» INPUT DATA:
>> START

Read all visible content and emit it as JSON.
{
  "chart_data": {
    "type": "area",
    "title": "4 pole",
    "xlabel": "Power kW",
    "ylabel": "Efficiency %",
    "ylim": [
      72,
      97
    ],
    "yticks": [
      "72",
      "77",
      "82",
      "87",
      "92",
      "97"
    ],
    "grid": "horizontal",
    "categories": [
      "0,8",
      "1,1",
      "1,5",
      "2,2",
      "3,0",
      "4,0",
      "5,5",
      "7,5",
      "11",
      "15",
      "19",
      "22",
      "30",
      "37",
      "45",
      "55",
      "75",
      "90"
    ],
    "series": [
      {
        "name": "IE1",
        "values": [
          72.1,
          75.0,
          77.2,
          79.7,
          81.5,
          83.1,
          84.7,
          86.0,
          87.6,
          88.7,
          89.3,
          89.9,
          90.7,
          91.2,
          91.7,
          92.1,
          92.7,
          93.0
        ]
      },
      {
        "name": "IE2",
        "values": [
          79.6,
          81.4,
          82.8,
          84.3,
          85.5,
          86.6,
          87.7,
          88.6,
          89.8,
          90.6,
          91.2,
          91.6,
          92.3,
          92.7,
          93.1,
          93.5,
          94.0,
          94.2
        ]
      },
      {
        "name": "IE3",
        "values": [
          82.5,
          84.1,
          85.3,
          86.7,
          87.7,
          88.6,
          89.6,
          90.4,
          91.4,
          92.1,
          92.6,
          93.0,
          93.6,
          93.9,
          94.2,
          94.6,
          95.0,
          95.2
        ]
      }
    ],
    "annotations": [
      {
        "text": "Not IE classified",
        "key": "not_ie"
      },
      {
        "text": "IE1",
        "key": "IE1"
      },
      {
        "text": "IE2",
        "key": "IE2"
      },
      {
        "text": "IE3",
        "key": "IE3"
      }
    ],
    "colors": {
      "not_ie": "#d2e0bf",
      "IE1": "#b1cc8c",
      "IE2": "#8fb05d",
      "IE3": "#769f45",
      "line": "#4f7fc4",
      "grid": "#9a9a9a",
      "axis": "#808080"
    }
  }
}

>> END

» AIM OF THE TASK: Give the listing above again, word for word.

» TASK OUTPUT:
Read all visible content and emit it as JSON.
{
  "chart_data": {
    "type": "area",
    "title": "4 pole",
    "xlabel": "Power kW",
    "ylabel": "Efficiency %",
    "ylim": [
      72,
      97
    ],
    "yticks": [
      "72",
      "77",
      "82",
      "87",
      "92",
      "97"
    ],
    "grid": "horizontal",
    "categories": [
      "0,8",
      "1,1",
      "1,5",
      "2,2",
      "3,0",
      "4,0",
      "5,5",
      "7,5",
      "11",
      "15",
      "19",
      "22",
      "30",
      "37",
      "45",
      "55",
      "75",
      "90"
    ],
    "series": [
      {
        "name": "IE1",
        "values": [
          72.1,
          75.0,
          77.2,
          79.7,
          81.5,
          83.1,
          84.7,
          86.0,
          87.6,
          88.7,
          89.3,
          89.9,
          90.7,
          91.2,
          91.7,
          92.1,
          92.7,
          93.0
        ]
      },
      {
        "name": "IE2",
        "values": [
          79.6,
          81.4,
          82.8,
          84.3,
          85.5,
          86.6,
          87.7,
          88.6,
          89.8,
          90.6,
          91.2,
          91.6,
          92.3,
          92.7,
          93.1,
          93.5,
          94.0,
          94.2
        ]
      },
      {
        "name": "IE3",
        "values": [
          82.5,
          84.1,
          85.3,
          86.7,
          87.7,
          88.6,
          89.6,
          90.4,
          91.4,
          92.1,
          92.6,
          93.0,
          93.6,
          93.9,
          94.2,
          94.6,
          95.0,
          95.2
        ]
      }
    ],
    "annotations": [
      {
        "text": "Not IE classified",
        "key": "not_ie"
      },
      {
        "text": "IE1",
        "key": "IE1"
      },
      {
        "text": "IE2",
        "key": "IE2"
      },
      {
        "text": "IE3",
        "key": "IE3"
      }
    ],
    "colors": {
      "not_ie": "#d2e0bf",
      "IE1": "#b1cc8c",
      "IE2": "#8fb05d",
      "IE3": "#769f45",
      "line": "#4f7fc4",
      "grid": "#9a9a9a",
      "axis": "#808080"
    }
  }
}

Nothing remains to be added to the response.